Set exercise:
Every line below that holds the string "cdot" should be copied out.

• • • •

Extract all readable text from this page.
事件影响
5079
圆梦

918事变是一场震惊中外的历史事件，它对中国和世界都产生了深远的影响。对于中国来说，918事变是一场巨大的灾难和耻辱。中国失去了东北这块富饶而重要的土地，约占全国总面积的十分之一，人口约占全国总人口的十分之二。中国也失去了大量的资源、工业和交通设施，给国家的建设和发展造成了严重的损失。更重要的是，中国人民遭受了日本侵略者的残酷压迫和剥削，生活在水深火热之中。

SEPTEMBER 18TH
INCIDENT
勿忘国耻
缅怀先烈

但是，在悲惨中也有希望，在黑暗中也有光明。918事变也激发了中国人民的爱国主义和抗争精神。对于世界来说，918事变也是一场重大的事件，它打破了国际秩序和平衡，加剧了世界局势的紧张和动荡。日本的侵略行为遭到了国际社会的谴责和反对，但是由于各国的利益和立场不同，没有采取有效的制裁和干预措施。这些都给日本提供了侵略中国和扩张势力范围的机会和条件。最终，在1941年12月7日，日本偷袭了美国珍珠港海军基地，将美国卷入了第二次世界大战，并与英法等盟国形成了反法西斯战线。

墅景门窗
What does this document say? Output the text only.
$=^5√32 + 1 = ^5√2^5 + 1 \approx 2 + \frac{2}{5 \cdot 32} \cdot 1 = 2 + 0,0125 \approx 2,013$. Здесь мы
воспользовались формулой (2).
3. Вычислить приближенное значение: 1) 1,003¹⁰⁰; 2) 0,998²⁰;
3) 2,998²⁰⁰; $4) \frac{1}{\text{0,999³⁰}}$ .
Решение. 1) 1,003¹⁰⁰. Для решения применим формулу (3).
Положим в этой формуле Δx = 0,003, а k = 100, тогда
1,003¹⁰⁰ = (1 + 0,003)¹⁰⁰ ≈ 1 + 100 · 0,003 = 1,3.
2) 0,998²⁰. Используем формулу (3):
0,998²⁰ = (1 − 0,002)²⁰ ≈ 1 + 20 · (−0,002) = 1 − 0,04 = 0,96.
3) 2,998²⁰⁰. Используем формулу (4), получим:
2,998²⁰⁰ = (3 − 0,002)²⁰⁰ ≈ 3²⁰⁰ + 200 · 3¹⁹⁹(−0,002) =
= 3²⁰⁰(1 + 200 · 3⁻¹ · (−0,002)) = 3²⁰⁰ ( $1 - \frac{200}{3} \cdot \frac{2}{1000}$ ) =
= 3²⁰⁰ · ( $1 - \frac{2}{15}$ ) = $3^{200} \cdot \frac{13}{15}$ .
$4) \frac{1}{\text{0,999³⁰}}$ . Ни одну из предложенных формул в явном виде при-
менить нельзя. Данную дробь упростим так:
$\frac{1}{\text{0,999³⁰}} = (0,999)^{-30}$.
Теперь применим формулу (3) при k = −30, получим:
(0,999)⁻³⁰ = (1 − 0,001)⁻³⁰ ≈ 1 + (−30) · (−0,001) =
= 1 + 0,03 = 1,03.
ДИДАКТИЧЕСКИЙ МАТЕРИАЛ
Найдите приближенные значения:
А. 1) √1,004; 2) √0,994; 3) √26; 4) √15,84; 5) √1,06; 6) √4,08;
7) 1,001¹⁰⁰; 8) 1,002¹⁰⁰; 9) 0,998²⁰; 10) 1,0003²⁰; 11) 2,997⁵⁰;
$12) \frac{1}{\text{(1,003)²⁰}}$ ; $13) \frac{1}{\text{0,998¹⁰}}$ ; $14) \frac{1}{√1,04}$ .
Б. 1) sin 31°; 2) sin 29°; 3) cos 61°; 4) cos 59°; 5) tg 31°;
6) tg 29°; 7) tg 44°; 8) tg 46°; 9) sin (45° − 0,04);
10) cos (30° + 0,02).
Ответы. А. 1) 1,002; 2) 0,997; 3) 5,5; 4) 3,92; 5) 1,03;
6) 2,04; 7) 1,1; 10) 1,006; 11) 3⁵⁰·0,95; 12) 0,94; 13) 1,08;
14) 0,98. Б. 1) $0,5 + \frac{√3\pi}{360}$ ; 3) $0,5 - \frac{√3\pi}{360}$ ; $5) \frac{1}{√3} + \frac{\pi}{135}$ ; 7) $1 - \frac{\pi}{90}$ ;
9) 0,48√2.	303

• • • •

Output for this task:
$=^5√32 + 1 = ^5√2^5 + 1 \approx 2 + \frac{2}{5 \cdot 32} \cdot 1 = 2 + 0,0125 \approx 2,013$. Здесь мы
= 3²⁰⁰(1 + 200 · 3⁻¹ · (−0,002)) = 3²⁰⁰ ( $1 - \frac{200}{3} \cdot \frac{2}{1000}$ ) =
= 3²⁰⁰ · ( $1 - \frac{2}{15}$ ) = $3^{200} \cdot \frac{13}{15}$ .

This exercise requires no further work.